====== Exercise inputs
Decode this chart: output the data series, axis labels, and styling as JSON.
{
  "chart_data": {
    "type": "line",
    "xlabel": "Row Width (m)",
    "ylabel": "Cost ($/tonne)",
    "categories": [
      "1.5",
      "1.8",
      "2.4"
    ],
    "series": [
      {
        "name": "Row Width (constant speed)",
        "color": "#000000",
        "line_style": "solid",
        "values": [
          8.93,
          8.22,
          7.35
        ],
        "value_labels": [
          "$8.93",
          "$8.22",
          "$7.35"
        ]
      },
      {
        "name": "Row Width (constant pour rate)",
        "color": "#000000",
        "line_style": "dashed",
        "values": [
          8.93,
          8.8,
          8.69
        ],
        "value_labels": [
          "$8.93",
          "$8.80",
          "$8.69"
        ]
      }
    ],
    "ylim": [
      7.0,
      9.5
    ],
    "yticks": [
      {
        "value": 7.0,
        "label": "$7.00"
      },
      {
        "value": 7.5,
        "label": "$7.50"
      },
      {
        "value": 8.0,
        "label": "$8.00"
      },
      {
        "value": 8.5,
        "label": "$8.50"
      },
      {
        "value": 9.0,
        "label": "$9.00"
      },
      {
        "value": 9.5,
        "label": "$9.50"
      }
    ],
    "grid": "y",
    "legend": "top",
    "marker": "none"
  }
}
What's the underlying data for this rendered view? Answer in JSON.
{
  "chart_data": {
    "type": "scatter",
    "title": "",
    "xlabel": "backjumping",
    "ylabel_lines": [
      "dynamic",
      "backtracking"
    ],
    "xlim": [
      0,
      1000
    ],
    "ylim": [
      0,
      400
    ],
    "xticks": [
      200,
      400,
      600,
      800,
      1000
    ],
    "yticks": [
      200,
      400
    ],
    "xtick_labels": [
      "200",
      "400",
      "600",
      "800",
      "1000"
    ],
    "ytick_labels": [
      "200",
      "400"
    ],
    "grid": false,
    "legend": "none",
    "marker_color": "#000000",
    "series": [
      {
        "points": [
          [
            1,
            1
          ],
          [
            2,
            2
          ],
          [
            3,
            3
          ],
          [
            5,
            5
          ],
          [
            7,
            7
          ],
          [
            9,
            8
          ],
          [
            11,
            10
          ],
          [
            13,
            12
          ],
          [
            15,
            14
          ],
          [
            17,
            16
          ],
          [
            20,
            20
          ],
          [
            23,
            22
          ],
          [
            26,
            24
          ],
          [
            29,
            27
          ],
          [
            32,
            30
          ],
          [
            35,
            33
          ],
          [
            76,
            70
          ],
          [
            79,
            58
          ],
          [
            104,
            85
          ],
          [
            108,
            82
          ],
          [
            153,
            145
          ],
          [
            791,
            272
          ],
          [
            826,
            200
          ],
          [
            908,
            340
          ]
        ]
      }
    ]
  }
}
============
Required task:
Print all of the entries exactly as they appear.

Complete response:
Decode this chart: output the data series, axis labels, and styling as JSON.
{
  "chart_data": {
    "type": "line",
    "xlabel": "Row Width (m)",
    "ylabel": "Cost ($/tonne)",
    "categories": [
      "1.5",
      "1.8",
      "2.4"
    ],
    "series": [
      {
        "name": "Row Width (constant speed)",
        "color": "#000000",
        "line_style": "solid",
        "values": [
          8.93,
          8.22,
          7.35
        ],
        "value_labels": [
          "$8.93",
          "$8.22",
          "$7.35"
        ]
      },
      {
        "name": "Row Width (constant pour rate)",
        "color": "#000000",
        "line_style": "dashed",
        "values": [
          8.93,
          8.8,
          8.69
        ],
        "value_labels": [
          "$8.93",
          "$8.80",
          "$8.69"
        ]
      }
    ],
    "ylim": [
      7.0,
      9.5
    ],
    "yticks": [
      {
        "value": 7.0,
        "label": "$7.00"
      },
      {
        "value": 7.5,
        "label": "$7.50"
      },
      {
        "value": 8.0,
        "label": "$8.00"
      },
      {
        "value": 8.5,
        "label": "$8.50"
      },
      {
        "value": 9.0,
        "label": "$9.00"
      },
      {
        "value": 9.5,
        "label": "$9.50"
      }
    ],
    "grid": "y",
    "legend": "top",
    "marker": "none"
  }
}
What's the underlying data for this rendered view? Answer in JSON.
{
  "chart_data": {
    "type": "scatter",
    "title": "",
    "xlabel": "backjumping",
    "ylabel_lines": [
      "dynamic",
      "backtracking"
    ],
    "xlim": [
      0,
      1000
    ],
    "ylim": [
      0,
      400
    ],
    "xticks": [
      200,
      400,
      600,
      800,
      1000
    ],
    "yticks": [
      200,
      400
    ],
    "xtick_labels": [
      "200",
      "400",
      "600",
      "800",
      "1000"
    ],
    "ytick_labels": [
      "200",
      "400"
    ],
    "grid": false,
    "legend": "none",
    "marker_color": "#000000",
    "series": [
      {
        "points": [
          [
            1,
            1
          ],
          [
            2,
            2
          ],
          [
            3,
            3
          ],
          [
            5,
            5
          ],
          [
            7,
            7
          ],
          [
            9,
            8
          ],
          [
            11,
            10
          ],
          [
            13,
            12
          ],
          [
            15,
            14
          ],
          [
            17,
            16
          ],
          [
            20,
            20
          ],
          [
            23,
            22
          ],
          [
            26,
            24
          ],
          [
            29,
            27
          ],
          [
            32,
            30
          ],
          [
            35,
            33
          ],
          [
            76,
            70
          ],
          [
            79,
            58
          ],
          [
            104,
            85
          ],
          [
            108,
            82
          ],
          [
            153,
            145
          ],
          [
            791,
            272
          ],
          [
            826,
            200
          ],
          [
            908,
            340
          ]
        ]
      }
    ]
  }
}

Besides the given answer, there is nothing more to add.